Problem description
Go through the listing and set it down exactly, leaving out its pictures.

** begin Information shown **

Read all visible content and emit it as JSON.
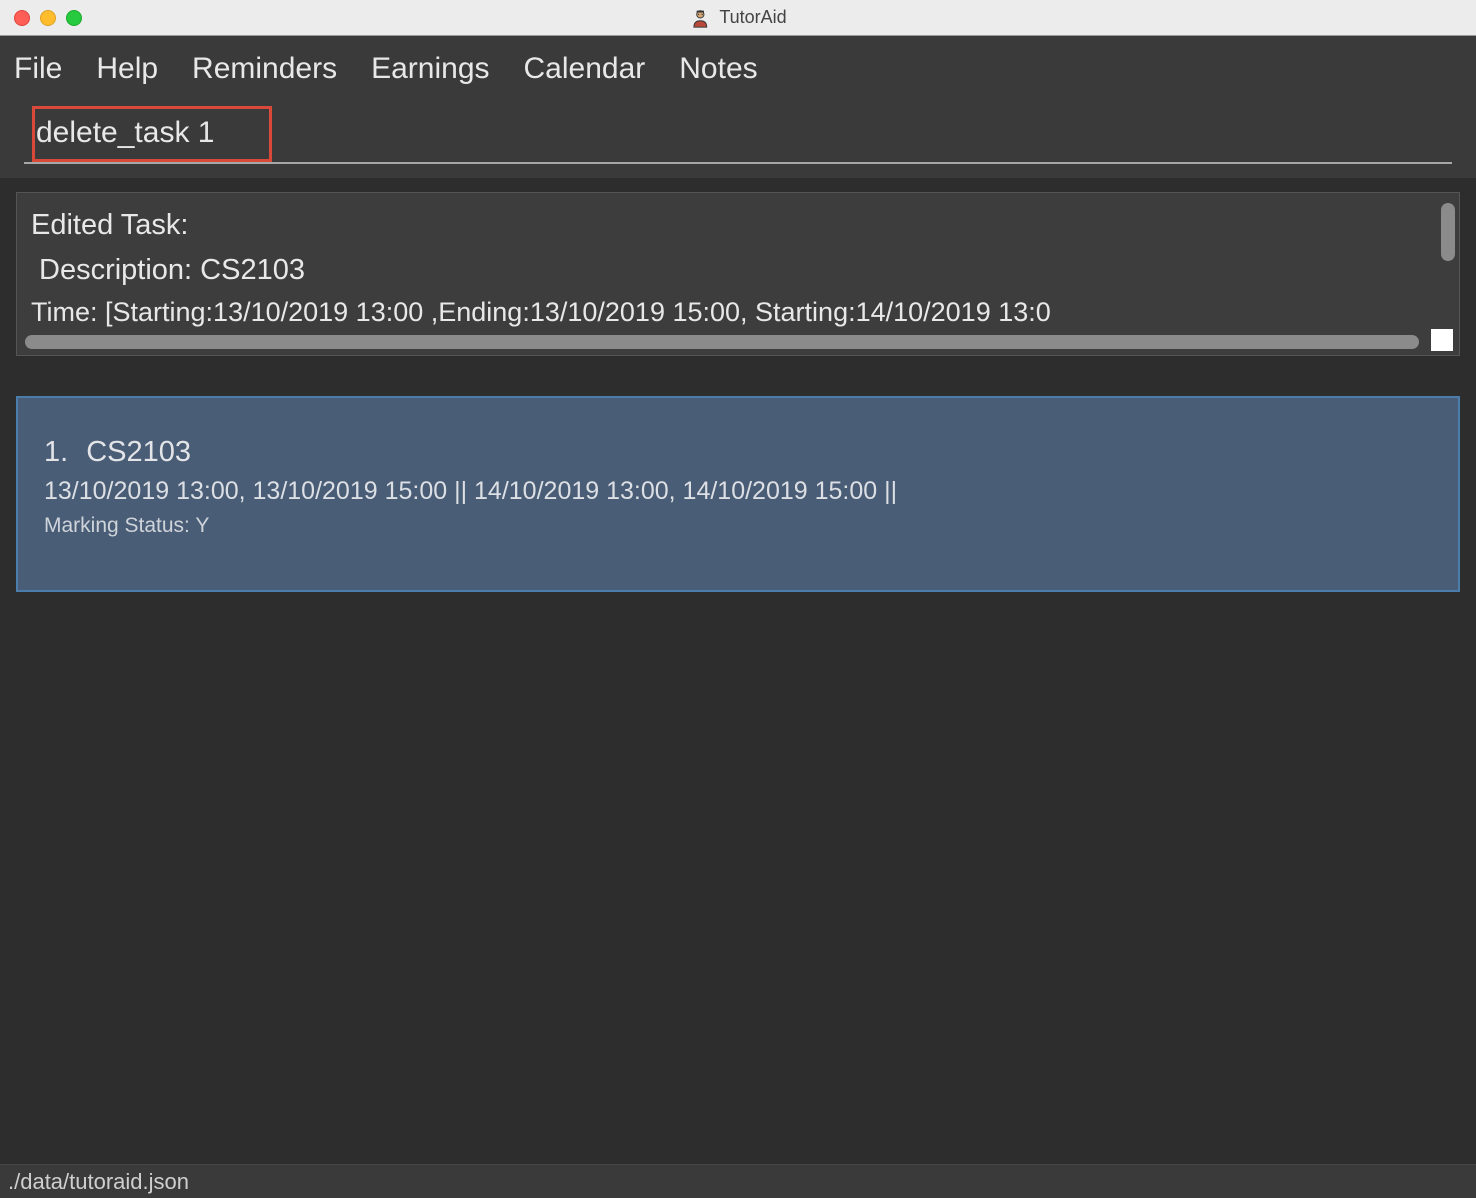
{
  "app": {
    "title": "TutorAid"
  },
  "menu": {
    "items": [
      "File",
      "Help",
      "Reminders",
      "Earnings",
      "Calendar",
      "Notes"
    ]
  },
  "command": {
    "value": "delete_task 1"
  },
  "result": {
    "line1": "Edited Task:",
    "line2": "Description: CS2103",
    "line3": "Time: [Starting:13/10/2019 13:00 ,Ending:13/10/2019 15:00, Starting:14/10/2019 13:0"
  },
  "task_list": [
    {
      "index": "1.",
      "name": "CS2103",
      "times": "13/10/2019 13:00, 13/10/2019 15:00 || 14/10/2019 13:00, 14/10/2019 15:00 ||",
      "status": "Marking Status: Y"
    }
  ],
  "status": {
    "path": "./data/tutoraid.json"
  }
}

** end Information shown **

Full response
Read all visible content and emit it as JSON.
{
  "app": {
    "title": "TutorAid"
  },
  "menu": {
    "items": [
      "File",
      "Help",
      "Reminders",
      "Earnings",
      "Calendar",
      "Notes"
    ]
  },
  "command": {
    "value": "delete_task 1"
  },
  "result": {
    "line1": "Edited Task:",
    "line2": "Description: CS2103",
    "line3": "Time: [Starting:13/10/2019 13:00 ,Ending:13/10/2019 15:00, Starting:14/10/2019 13:0"
  },
  "task_list": [
    {
      "index": "1.",
      "name": "CS2103",
      "times": "13/10/2019 13:00, 13/10/2019 15:00 || 14/10/2019 13:00, 14/10/2019 15:00 ||",
      "status": "Marking Status: Y"
    }
  ],
  "status": {
    "path": "./data/tutoraid.json"
  }
}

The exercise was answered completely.